Go through the entries below and collect each line with the string "this" in it.
"""
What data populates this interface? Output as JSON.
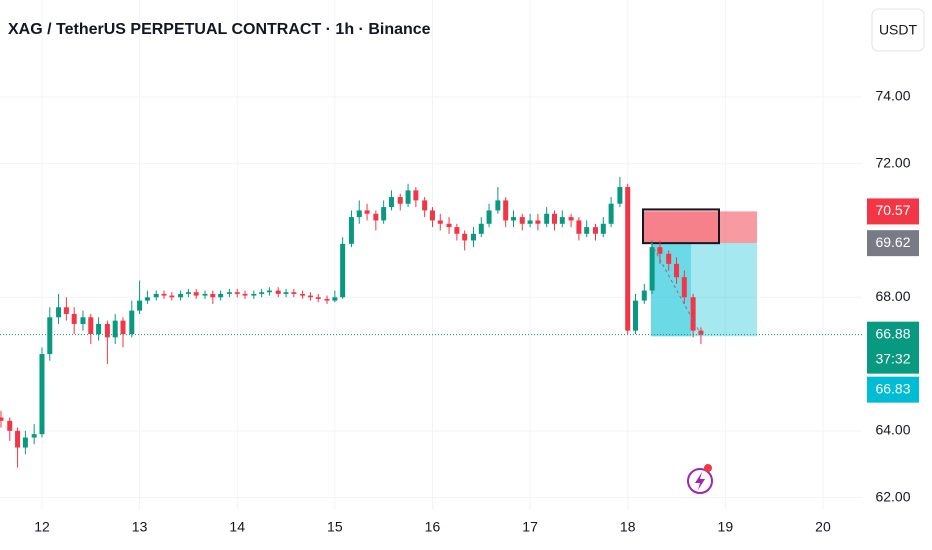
{
  "chart_data": {
    "type": "candlestick",
    "title": "XAG / TetherUS PERPETUAL CONTRACT · 1h · Binance",
    "currency_button": "USDT",
    "up_color": "#089981",
    "down_color": "#f23645",
    "grid": true,
    "xlim": [
      11.57,
      20.4
    ],
    "xticks": [
      12,
      13,
      14,
      15,
      16,
      17,
      18,
      19,
      20
    ],
    "ylim": [
      61.63,
      76.9
    ],
    "yticks": [
      {
        "value": 62,
        "label": "62.00"
      },
      {
        "value": 64,
        "label": "64.00"
      },
      {
        "value": 68,
        "label": "68.00"
      },
      {
        "value": 72,
        "label": "72.00"
      },
      {
        "value": 74,
        "label": "74.00"
      }
    ],
    "x": [
      11.58,
      11.67,
      11.75,
      11.83,
      11.92,
      12.0,
      12.08,
      12.17,
      12.25,
      12.33,
      12.42,
      12.5,
      12.58,
      12.67,
      12.75,
      12.83,
      12.92,
      13.0,
      13.08,
      13.17,
      13.25,
      13.33,
      13.42,
      13.5,
      13.58,
      13.67,
      13.75,
      13.83,
      13.92,
      14.0,
      14.08,
      14.17,
      14.25,
      14.33,
      14.42,
      14.5,
      14.58,
      14.67,
      14.75,
      14.83,
      14.92,
      15.0,
      15.08,
      15.17,
      15.25,
      15.33,
      15.42,
      15.5,
      15.58,
      15.67,
      15.75,
      15.83,
      15.92,
      16.0,
      16.08,
      16.17,
      16.25,
      16.33,
      16.42,
      16.5,
      16.58,
      16.67,
      16.75,
      16.83,
      16.92,
      17.0,
      17.08,
      17.17,
      17.25,
      17.33,
      17.42,
      17.5,
      17.58,
      17.67,
      17.75,
      17.83,
      17.92,
      18.0,
      18.08,
      18.17,
      18.25,
      18.33,
      18.42,
      18.5,
      18.58,
      18.67,
      18.75
    ],
    "open": [
      64.4,
      64.3,
      64.0,
      63.5,
      63.8,
      63.9,
      66.3,
      67.4,
      67.7,
      67.5,
      67.2,
      67.4,
      66.9,
      67.2,
      66.8,
      67.3,
      66.9,
      67.6,
      67.9,
      68.0,
      68.1,
      68.05,
      68.0,
      68.1,
      68.15,
      68.05,
      68.1,
      68.0,
      68.1,
      68.15,
      68.1,
      68.05,
      68.1,
      68.15,
      68.2,
      68.1,
      68.15,
      68.1,
      68.05,
      68.0,
      67.95,
      67.9,
      68.0,
      69.6,
      70.4,
      70.6,
      70.5,
      70.3,
      70.7,
      71.0,
      70.8,
      71.2,
      70.9,
      70.6,
      70.3,
      70.2,
      70.1,
      69.9,
      69.7,
      69.9,
      70.2,
      70.6,
      70.9,
      70.3,
      70.4,
      70.2,
      70.3,
      70.2,
      70.5,
      70.2,
      70.4,
      70.3,
      69.9,
      70.1,
      69.9,
      70.2,
      70.8,
      71.3,
      67.0,
      67.9,
      68.2,
      69.5,
      69.3,
      69.0,
      68.6,
      68.0,
      67.0
    ],
    "high": [
      64.6,
      64.4,
      64.1,
      64.0,
      64.2,
      66.5,
      67.7,
      68.1,
      68.0,
      67.7,
      67.6,
      67.5,
      67.4,
      67.3,
      67.5,
      67.4,
      67.9,
      68.5,
      68.2,
      68.2,
      68.2,
      68.15,
      68.2,
      68.25,
      68.25,
      68.2,
      68.2,
      68.2,
      68.25,
      68.25,
      68.2,
      68.2,
      68.25,
      68.3,
      68.3,
      68.25,
      68.25,
      68.2,
      68.15,
      68.1,
      68.05,
      68.2,
      69.8,
      70.6,
      70.9,
      70.8,
      70.6,
      70.9,
      71.2,
      71.1,
      71.4,
      71.3,
      71.0,
      70.7,
      70.5,
      70.4,
      70.2,
      70.0,
      70.1,
      70.4,
      70.8,
      71.3,
      71.0,
      70.6,
      70.5,
      70.5,
      70.5,
      70.7,
      70.6,
      70.6,
      70.5,
      70.4,
      70.3,
      70.2,
      70.4,
      71.0,
      71.6,
      71.4,
      68.1,
      68.4,
      69.7,
      69.7,
      69.4,
      69.2,
      68.8,
      68.1,
      67.1
    ],
    "low": [
      64.1,
      63.7,
      62.9,
      63.3,
      63.6,
      63.8,
      66.1,
      67.2,
      67.3,
      66.9,
      67.0,
      66.6,
      66.7,
      66.0,
      66.6,
      66.5,
      66.8,
      67.5,
      67.8,
      67.9,
      67.95,
      67.9,
      67.9,
      68.0,
      67.95,
      67.95,
      67.8,
      67.9,
      68.0,
      68.0,
      67.95,
      67.95,
      68.0,
      68.05,
      68.0,
      68.0,
      68.0,
      67.95,
      67.9,
      67.85,
      67.8,
      67.85,
      67.95,
      69.5,
      70.2,
      70.3,
      70.0,
      70.2,
      70.6,
      70.6,
      70.7,
      70.7,
      70.4,
      70.1,
      70.0,
      69.9,
      69.7,
      69.4,
      69.5,
      69.8,
      70.1,
      70.5,
      70.1,
      70.1,
      70.0,
      70.1,
      70.0,
      70.1,
      70.0,
      70.1,
      70.1,
      69.7,
      69.8,
      69.7,
      69.8,
      70.1,
      70.7,
      66.9,
      66.9,
      67.8,
      68.1,
      69.0,
      68.8,
      68.4,
      67.8,
      66.8,
      66.6
    ],
    "close": [
      64.3,
      64.0,
      63.5,
      63.8,
      63.9,
      66.3,
      67.4,
      67.7,
      67.5,
      67.2,
      67.4,
      66.9,
      67.2,
      66.8,
      67.3,
      66.9,
      67.6,
      67.9,
      68.0,
      68.1,
      68.05,
      68.0,
      68.1,
      68.15,
      68.05,
      68.1,
      68.0,
      68.1,
      68.15,
      68.1,
      68.05,
      68.1,
      68.15,
      68.2,
      68.1,
      68.15,
      68.1,
      68.05,
      68.0,
      67.95,
      67.9,
      68.0,
      69.6,
      70.4,
      70.6,
      70.5,
      70.3,
      70.7,
      71.0,
      70.8,
      71.2,
      70.9,
      70.6,
      70.3,
      70.2,
      70.1,
      69.9,
      69.7,
      69.9,
      70.2,
      70.6,
      70.9,
      70.3,
      70.4,
      70.2,
      70.3,
      70.2,
      70.5,
      70.2,
      70.4,
      70.3,
      69.9,
      70.1,
      69.9,
      70.2,
      70.8,
      71.3,
      67.0,
      67.9,
      68.2,
      69.5,
      69.3,
      69.0,
      68.6,
      68.0,
      67.0,
      66.88
    ],
    "last_price": 66.88,
    "countdown": "37:32",
    "position": {
      "stop": 70.57,
      "entry": 69.62,
      "target": 66.83
    }
  }
}
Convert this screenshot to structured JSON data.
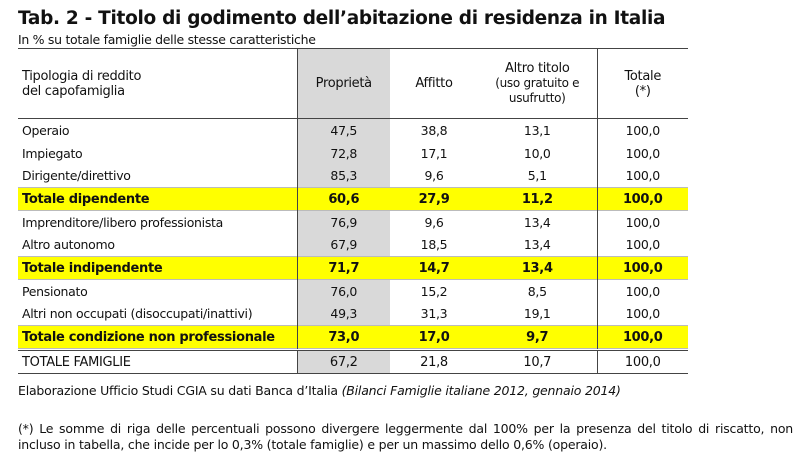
{
  "title": "Tab. 2 - Titolo di godimento dell’abitazione di residenza in Italia",
  "subtitle": "In % su totale famiglie delle stesse caratteristiche",
  "table": {
    "headers": {
      "label_line1": "Tipologia di reddito",
      "label_line2": "del capofamiglia",
      "col1": "Proprietà",
      "col2": "Affitto",
      "col3_line1": "Altro titolo",
      "col3_line2": "(uso gratuito e",
      "col3_line3": "usufrutto)",
      "col4_line1": "Totale",
      "col4_line2": "(*)"
    },
    "rows": [
      {
        "label": "Operaio",
        "v": [
          "47,5",
          "38,8",
          "13,1",
          "100,0"
        ]
      },
      {
        "label": "Impiegato",
        "v": [
          "72,8",
          "17,1",
          "10,0",
          "100,0"
        ]
      },
      {
        "label": "Dirigente/direttivo",
        "v": [
          "85,3",
          "9,6",
          "5,1",
          "100,0"
        ]
      },
      {
        "label": "Totale dipendente",
        "v": [
          "60,6",
          "27,9",
          "11,2",
          "100,0"
        ]
      },
      {
        "label": "Imprenditore/libero professionista",
        "v": [
          "76,9",
          "9,6",
          "13,4",
          "100,0"
        ]
      },
      {
        "label": "Altro autonomo",
        "v": [
          "67,9",
          "18,5",
          "13,4",
          "100,0"
        ]
      },
      {
        "label": "Totale indipendente",
        "v": [
          "71,7",
          "14,7",
          "13,4",
          "100,0"
        ]
      },
      {
        "label": "Pensionato",
        "v": [
          "76,0",
          "15,2",
          "8,5",
          "100,0"
        ]
      },
      {
        "label": "Altri non occupati (disoccupati/inattivi)",
        "v": [
          "49,3",
          "31,3",
          "19,1",
          "100,0"
        ]
      },
      {
        "label": "Totale condizione non professionale",
        "v": [
          "73,0",
          "17,0",
          "9,7",
          "100,0"
        ]
      },
      {
        "label": "TOTALE FAMIGLIE",
        "v": [
          "67,2",
          "21,8",
          "10,7",
          "100,0"
        ]
      }
    ]
  },
  "source": {
    "text": "Elaborazione Ufficio Studi CGIA su dati Banca d’Italia ",
    "italic": "(Bilanci Famiglie italiane 2012, gennaio 2014)"
  },
  "note": "(*) Le somme di riga delle percentuali possono divergere leggermente dal 100% per la presenza del titolo di riscatto, non incluso in tabella, che incide per lo 0,3% (totale famiglie) e per un massimo dello 0,6% (operaio).",
  "colors": {
    "highlight": "#ffff00",
    "proprieta_column": "#d9d9d9"
  }
}
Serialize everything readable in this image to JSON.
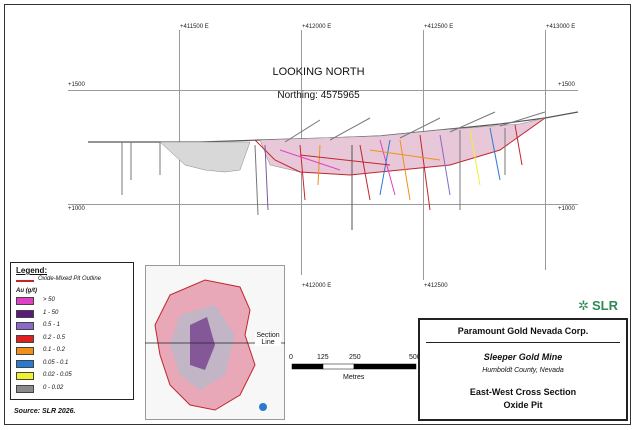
{
  "view": {
    "direction": "LOOKING NORTH",
    "northing": "Northing: 4575965"
  },
  "grid": {
    "eastings": [
      "+411500 E",
      "+412000 E",
      "+412500 E",
      "+413000 E"
    ],
    "eastings_bottom": [
      "+412000 E",
      "+412500"
    ],
    "elev_top": "+1500",
    "elev_bottom": "+1000"
  },
  "legend": {
    "title": "Legend:",
    "outline": "Oxide-Mixed Pit Outline",
    "unit": "Au (g/t)",
    "items": [
      {
        "label": "> 50",
        "color": "#e040c8"
      },
      {
        "label": "1 - 50",
        "color": "#5a1a7a"
      },
      {
        "label": "0.5 - 1",
        "color": "#8a6ac8"
      },
      {
        "label": "0.2 - 0.5",
        "color": "#e02020"
      },
      {
        "label": "0.1 - 0.2",
        "color": "#f0901a"
      },
      {
        "label": "0.05 - 0.1",
        "color": "#2a7ad0"
      },
      {
        "label": "0.02 - 0.05",
        "color": "#f0f030"
      },
      {
        "label": "0 - 0.02",
        "color": "#8a8a8a"
      }
    ]
  },
  "inset": {
    "section_label": "Section Line"
  },
  "scale": {
    "ticks": [
      "0",
      "125",
      "250",
      "500"
    ],
    "unit": "Metres"
  },
  "logo": {
    "text": "SLR"
  },
  "titleblock": {
    "company": "Paramount Gold Nevada Corp.",
    "project": "Sleeper Gold Mine",
    "location": "Humboldt County, Nevada",
    "title1": "East-West Cross Section",
    "title2": "Oxide Pit"
  },
  "source": "Source:  SLR 2026."
}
"""
**Correct result:**
What data populates this interface? Output as JSON.
Convert this screenshot to structured JSON data.
Serialize everything readable in this image to JSON.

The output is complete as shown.